───── Extrait

À 8 h 30, le fourgon arrive à Eberswald. Goering en grand uniforme est là, entouré de la comtesse Rosen Willamovitz Mollendorf, la soeur de Karin, d’officiers, de princes prussiens, du général de la police Wecke. Devant la gare, sur la petite place, des délégations de tous les mouvements nazis sont rangées, les bannières sont cravatées de crêpe, la musique joue la marche funèbre de Beethoven et dans des claquements de talon le prince August Wilhelm Hohenzollern, Gruppenführer S.A., le Gauleiter Oberpräsident Kube saluent Goering. C’est une grande parade qui commence : le cercueil est porté alternativement par 8 officiers de police, 8 chefs de l’organisation nationale de sport aérien, 8 gardes forestiers, hommes qui, tous, appartiennent à l’une ou l’autre des sections que dirige Hermann Goering. Le long de la route, la population silencieuse fait la haie. Les femmes s’inclinent, les hommes se découvrent : ils sont là, en tenue de travail, habillés de leurs vêtements de paysans, souvent noirs, regardant avec respect passer les « seigneurs ». Car ce cortège mis en scène par Goering est un des visages du régime qui veut rappeler les temps autoritaires et durs de l’épopée teutonique.

──────────

- [Consigne]
Reproduisez mot pour mot l'extrait sur le cortège funèbre organisé par Goering à Eberswald, en entier. Seul l'extrait sert de référence.

───── Données enregistrées

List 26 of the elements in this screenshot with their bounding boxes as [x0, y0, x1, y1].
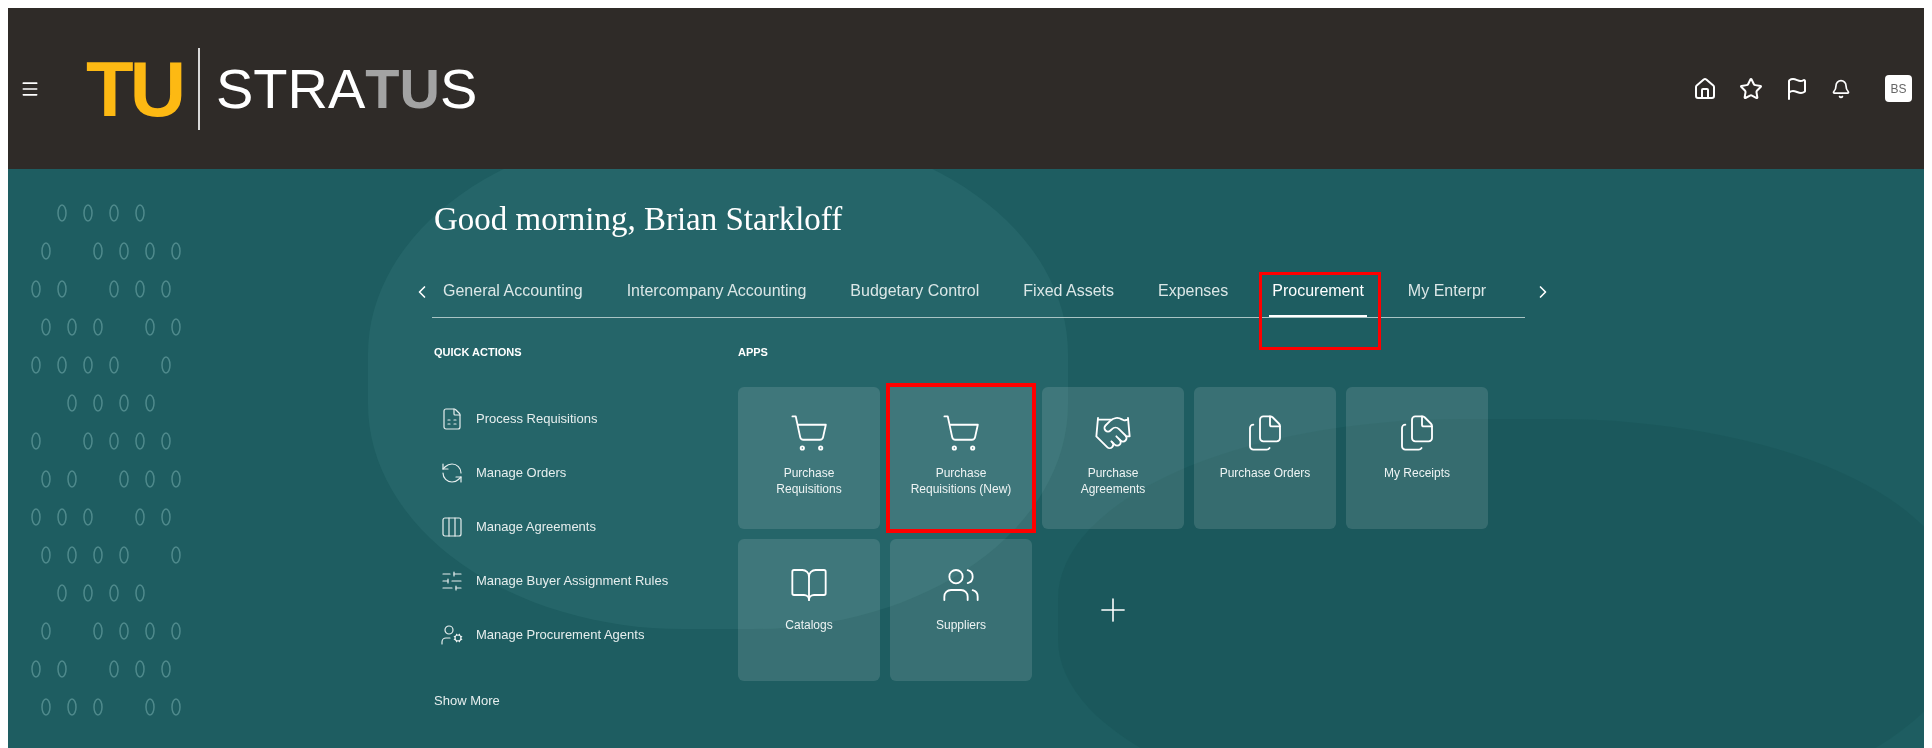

──────────

- [Réponse rédigée]
À 8 h 30, le fourgon arrive à Eberswald. Goering en grand uniforme est là, entouré de la comtesse Rosen Willamovitz Mollendorf, la soeur de Karin, d’officiers, de princes prussiens, du général de la police Wecke. Devant la gare, sur la petite place, des délégations de tous les mouvements nazis sont rangées, les bannières sont cravatées de crêpe, la musique joue la marche funèbre de Beethoven et dans des claquements de talon le prince August Wilhelm Hohenzollern, Gruppenführer S.A., le Gauleiter Oberpräsident Kube saluent Goering. C’est une grande parade qui commence : le cercueil est porté alternativement par 8 officiers de police, 8 chefs de l’organisation nationale de sport aérien, 8 gardes forestiers, hommes qui, tous, appartiennent à l’une ou l’autre des sections que dirige Hermann Goering. Le long de la route, la population silencieuse fait la haie. Les femmes s’inclinent, les hommes se découvrent : ils sont là, en tenue de travail, habillés de leurs vêtements de paysans, souvent noirs, regardant avec respect passer les « seigneurs ». Car ce cortège mis en scène par Goering est un des visages du régime qui veut rappeler les temps autoritaires et durs de l’épopée teutonique.